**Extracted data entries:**
■ ■ ■
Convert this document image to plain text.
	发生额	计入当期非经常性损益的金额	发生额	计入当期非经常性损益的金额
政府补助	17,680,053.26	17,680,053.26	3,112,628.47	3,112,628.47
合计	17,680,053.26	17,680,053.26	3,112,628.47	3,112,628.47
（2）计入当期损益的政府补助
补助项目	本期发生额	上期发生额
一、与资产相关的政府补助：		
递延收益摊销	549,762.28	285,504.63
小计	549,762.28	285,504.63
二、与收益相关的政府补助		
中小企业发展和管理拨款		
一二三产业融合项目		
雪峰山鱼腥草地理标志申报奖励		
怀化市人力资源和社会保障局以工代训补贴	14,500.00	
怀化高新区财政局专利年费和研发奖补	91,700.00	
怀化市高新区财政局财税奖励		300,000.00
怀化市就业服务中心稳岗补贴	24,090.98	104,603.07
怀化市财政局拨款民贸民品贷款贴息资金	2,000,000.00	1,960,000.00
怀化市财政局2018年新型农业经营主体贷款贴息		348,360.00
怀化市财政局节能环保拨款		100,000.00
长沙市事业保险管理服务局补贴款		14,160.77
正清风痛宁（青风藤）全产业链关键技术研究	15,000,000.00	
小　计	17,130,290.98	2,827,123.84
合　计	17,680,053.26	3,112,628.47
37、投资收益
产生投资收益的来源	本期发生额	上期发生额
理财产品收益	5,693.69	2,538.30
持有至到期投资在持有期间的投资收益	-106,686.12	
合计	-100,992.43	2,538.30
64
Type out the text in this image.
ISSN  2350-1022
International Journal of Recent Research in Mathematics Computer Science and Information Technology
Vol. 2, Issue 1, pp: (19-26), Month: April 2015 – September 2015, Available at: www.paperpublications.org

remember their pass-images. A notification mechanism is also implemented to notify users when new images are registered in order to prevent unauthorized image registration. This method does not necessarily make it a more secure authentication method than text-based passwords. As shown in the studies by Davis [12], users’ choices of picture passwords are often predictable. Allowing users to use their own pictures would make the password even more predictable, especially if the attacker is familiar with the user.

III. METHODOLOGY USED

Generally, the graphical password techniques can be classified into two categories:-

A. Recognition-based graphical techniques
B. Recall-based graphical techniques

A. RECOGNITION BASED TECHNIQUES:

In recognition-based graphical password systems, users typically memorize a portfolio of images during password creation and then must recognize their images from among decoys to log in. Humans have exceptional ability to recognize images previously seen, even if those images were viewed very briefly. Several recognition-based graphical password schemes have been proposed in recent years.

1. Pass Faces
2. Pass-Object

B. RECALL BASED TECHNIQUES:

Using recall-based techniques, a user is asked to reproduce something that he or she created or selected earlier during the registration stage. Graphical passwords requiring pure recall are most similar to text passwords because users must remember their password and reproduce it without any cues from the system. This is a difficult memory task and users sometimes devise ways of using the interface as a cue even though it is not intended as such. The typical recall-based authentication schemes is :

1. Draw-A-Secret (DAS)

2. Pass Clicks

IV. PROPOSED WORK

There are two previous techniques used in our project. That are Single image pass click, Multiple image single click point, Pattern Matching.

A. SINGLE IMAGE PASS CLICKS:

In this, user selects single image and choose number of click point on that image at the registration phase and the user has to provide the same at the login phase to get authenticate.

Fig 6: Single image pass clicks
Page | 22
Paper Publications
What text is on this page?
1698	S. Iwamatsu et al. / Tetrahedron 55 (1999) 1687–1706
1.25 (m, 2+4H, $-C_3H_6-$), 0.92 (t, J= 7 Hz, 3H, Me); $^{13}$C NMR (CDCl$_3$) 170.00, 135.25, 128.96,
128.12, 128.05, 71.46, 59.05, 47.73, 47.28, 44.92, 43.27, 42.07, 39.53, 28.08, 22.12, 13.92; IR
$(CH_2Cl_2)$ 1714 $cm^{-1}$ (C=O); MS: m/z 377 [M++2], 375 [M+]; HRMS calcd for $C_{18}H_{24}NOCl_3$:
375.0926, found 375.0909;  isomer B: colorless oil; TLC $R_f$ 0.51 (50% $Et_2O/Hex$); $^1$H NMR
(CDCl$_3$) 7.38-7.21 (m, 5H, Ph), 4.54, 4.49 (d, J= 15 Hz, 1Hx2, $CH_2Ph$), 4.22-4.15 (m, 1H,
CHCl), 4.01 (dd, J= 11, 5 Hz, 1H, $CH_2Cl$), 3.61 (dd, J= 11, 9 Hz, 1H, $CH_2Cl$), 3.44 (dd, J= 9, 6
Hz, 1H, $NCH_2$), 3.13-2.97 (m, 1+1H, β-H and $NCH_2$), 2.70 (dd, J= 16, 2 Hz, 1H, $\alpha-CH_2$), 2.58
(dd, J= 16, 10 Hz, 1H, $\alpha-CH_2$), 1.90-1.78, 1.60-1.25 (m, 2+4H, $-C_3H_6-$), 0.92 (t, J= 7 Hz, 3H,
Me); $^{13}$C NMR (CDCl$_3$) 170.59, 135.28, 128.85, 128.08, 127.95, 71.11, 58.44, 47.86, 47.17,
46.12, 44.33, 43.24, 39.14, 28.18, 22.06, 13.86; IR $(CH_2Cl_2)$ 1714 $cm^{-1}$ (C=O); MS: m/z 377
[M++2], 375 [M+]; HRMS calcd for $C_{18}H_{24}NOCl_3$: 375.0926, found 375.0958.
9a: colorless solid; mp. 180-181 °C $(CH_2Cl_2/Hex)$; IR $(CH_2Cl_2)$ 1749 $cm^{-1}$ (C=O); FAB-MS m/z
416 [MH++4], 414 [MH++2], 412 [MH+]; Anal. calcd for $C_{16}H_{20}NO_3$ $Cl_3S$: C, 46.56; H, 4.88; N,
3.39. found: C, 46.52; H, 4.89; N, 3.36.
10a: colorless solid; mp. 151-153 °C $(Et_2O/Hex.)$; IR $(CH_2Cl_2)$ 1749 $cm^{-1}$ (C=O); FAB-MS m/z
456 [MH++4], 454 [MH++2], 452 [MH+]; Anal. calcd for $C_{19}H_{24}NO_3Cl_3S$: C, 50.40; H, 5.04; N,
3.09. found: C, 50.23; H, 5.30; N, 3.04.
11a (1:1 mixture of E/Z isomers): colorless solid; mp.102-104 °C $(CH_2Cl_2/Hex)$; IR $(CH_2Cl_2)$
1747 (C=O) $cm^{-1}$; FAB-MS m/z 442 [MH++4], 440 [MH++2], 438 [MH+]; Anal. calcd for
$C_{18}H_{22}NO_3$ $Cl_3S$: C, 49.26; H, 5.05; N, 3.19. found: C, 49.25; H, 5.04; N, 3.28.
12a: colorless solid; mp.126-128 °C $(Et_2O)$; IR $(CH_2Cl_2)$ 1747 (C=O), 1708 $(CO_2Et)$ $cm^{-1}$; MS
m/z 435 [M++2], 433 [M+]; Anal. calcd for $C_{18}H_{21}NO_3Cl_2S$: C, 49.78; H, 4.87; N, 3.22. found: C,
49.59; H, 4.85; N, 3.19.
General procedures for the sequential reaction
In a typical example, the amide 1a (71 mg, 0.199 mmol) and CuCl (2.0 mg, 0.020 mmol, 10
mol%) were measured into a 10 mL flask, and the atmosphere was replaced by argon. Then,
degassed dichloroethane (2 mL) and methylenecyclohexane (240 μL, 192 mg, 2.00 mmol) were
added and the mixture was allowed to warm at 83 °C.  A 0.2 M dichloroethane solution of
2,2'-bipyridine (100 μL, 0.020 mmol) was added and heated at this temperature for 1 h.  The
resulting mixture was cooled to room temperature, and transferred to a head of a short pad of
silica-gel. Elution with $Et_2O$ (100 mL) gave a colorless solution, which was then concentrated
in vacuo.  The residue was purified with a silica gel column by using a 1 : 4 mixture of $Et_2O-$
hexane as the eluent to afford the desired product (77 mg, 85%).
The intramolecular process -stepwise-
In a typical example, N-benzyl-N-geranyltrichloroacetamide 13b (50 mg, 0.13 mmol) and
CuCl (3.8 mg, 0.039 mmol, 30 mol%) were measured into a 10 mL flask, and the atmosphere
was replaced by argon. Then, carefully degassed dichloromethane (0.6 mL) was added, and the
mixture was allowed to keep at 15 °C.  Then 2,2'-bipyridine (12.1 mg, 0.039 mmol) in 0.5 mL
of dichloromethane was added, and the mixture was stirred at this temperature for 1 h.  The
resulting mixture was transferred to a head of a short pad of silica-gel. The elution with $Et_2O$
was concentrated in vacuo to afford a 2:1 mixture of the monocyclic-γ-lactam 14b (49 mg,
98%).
■ ■ ■
**PROBLEM REQUIREMENTS:** How many lines in these records hold the string "上期发生额"? Reply with the number alone.

**RESPONSE FOR THIS EXERCISE:** 2